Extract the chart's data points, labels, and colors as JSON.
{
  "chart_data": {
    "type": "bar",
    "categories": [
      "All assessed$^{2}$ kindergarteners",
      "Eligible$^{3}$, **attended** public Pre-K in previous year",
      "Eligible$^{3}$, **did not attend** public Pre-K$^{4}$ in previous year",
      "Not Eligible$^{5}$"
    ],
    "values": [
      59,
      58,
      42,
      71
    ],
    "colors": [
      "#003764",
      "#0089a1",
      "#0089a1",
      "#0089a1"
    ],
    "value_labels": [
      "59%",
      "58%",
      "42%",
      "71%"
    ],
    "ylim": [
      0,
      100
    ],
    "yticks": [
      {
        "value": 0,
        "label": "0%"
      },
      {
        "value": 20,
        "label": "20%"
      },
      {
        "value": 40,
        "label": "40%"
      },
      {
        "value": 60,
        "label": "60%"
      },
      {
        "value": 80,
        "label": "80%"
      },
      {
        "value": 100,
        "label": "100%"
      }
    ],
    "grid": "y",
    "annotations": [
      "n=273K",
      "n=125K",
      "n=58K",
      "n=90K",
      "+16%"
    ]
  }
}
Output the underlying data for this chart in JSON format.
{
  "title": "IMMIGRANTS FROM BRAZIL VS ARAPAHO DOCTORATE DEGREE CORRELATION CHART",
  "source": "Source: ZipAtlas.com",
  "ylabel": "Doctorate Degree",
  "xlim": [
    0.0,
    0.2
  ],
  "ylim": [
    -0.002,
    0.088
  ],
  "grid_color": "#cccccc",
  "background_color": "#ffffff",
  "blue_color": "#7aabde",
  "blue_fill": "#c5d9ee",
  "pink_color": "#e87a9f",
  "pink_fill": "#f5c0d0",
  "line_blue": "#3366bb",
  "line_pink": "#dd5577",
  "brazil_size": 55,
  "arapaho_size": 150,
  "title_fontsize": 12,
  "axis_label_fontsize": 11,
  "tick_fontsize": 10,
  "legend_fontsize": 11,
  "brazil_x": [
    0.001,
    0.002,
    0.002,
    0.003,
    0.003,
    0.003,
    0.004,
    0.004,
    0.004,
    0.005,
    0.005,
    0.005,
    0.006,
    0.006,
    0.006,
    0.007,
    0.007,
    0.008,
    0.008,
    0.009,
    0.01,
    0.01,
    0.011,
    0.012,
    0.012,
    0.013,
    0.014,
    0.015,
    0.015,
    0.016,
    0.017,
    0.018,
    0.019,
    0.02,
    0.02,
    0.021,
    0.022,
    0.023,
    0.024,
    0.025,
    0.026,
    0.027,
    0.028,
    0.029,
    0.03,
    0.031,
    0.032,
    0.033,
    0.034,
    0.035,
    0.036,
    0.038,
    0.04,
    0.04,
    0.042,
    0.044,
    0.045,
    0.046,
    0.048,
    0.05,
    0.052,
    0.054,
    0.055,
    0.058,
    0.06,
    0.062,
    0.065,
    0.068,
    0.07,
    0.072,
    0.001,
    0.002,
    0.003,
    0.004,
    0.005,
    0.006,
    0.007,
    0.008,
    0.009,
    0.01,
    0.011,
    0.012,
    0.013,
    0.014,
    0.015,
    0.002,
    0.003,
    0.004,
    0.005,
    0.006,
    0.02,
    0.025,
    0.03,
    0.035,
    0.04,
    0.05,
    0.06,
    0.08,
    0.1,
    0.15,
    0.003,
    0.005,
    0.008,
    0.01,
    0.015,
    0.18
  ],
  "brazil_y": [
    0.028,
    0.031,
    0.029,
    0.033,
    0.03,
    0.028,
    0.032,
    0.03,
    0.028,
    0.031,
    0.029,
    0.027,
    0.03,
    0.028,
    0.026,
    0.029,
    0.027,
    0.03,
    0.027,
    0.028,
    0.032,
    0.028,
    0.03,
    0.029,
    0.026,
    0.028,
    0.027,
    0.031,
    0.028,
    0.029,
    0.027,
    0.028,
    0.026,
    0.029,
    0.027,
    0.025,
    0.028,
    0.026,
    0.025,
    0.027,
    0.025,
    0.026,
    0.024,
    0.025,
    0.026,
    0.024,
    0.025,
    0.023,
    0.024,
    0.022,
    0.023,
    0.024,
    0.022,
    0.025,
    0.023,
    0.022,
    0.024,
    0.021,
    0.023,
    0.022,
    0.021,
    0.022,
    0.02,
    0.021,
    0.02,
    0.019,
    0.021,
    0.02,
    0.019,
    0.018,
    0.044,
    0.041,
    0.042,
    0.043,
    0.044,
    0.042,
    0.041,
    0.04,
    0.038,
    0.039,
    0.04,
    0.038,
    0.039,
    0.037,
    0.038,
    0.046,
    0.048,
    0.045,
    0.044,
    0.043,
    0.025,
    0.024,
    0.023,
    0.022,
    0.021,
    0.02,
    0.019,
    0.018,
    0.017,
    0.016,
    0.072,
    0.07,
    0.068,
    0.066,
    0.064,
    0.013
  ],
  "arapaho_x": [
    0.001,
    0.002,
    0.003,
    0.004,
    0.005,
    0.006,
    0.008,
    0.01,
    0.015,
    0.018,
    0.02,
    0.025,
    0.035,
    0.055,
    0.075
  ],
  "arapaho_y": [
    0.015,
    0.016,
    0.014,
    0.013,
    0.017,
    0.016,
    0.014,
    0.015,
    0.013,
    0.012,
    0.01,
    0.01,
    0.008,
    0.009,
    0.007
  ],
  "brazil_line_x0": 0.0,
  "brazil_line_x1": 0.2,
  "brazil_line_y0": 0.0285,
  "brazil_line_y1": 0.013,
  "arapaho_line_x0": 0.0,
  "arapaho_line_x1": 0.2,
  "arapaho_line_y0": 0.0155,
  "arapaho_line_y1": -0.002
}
____
• [Task objective]: Write down only the number of lines that contain the string "previous" in the listing.

• [Exercise solution]: 2